Copy each line of the entries beneath that contains the word "widely".

# # # # #

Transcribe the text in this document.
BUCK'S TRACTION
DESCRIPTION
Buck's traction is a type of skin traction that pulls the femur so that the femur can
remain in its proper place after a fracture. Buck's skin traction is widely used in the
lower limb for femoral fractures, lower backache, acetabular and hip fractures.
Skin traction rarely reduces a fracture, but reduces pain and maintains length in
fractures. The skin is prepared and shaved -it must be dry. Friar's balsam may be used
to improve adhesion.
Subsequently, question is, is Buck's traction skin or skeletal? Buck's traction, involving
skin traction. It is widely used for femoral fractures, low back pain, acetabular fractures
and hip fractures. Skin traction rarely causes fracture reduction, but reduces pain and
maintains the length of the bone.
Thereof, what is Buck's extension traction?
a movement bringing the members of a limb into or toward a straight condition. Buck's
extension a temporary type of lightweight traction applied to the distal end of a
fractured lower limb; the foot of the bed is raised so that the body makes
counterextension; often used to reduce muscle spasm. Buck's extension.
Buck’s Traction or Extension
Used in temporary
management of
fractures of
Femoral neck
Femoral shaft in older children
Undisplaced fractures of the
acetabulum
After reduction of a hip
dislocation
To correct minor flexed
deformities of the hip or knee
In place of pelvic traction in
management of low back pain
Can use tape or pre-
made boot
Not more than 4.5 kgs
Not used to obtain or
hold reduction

# # # # #

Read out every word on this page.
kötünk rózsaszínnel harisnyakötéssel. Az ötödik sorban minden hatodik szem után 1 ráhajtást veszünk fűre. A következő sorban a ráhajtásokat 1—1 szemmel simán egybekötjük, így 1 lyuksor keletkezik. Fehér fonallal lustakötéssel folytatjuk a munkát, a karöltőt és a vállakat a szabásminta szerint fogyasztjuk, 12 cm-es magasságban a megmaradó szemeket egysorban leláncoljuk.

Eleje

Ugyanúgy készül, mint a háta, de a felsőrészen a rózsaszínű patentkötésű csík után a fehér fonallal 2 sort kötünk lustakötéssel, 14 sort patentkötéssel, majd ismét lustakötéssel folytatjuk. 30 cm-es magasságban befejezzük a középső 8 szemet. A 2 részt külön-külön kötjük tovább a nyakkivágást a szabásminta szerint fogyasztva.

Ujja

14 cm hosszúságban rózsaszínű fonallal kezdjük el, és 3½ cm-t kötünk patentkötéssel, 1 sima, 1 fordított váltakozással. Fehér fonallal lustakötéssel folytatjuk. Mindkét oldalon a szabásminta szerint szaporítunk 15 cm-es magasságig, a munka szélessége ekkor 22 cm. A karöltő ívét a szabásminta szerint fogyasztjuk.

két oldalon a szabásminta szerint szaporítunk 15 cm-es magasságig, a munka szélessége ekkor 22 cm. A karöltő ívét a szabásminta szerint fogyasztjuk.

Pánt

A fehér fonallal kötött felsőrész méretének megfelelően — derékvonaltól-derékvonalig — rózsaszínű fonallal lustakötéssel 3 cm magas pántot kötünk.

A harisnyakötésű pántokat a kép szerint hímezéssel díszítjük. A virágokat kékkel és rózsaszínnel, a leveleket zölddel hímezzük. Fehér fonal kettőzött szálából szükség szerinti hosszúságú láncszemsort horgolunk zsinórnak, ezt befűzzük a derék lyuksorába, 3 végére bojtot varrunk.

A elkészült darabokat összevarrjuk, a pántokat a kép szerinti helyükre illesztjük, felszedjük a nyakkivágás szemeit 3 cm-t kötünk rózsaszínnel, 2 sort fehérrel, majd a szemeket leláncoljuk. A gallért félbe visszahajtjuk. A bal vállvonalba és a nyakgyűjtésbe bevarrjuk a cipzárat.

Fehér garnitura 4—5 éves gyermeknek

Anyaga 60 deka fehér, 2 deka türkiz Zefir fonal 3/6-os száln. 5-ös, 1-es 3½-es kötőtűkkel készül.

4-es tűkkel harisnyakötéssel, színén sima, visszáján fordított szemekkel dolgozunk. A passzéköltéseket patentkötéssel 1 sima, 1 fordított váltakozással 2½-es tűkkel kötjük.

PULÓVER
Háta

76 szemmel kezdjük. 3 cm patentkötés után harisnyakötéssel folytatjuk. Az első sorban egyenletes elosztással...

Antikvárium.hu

# # # # #

▶ [THE REPLY]
remain in its proper place after a fracture. Buck's skin traction is widely used in the
skin traction. It is widely used for femoral fractures, low back pain, acetabular fractures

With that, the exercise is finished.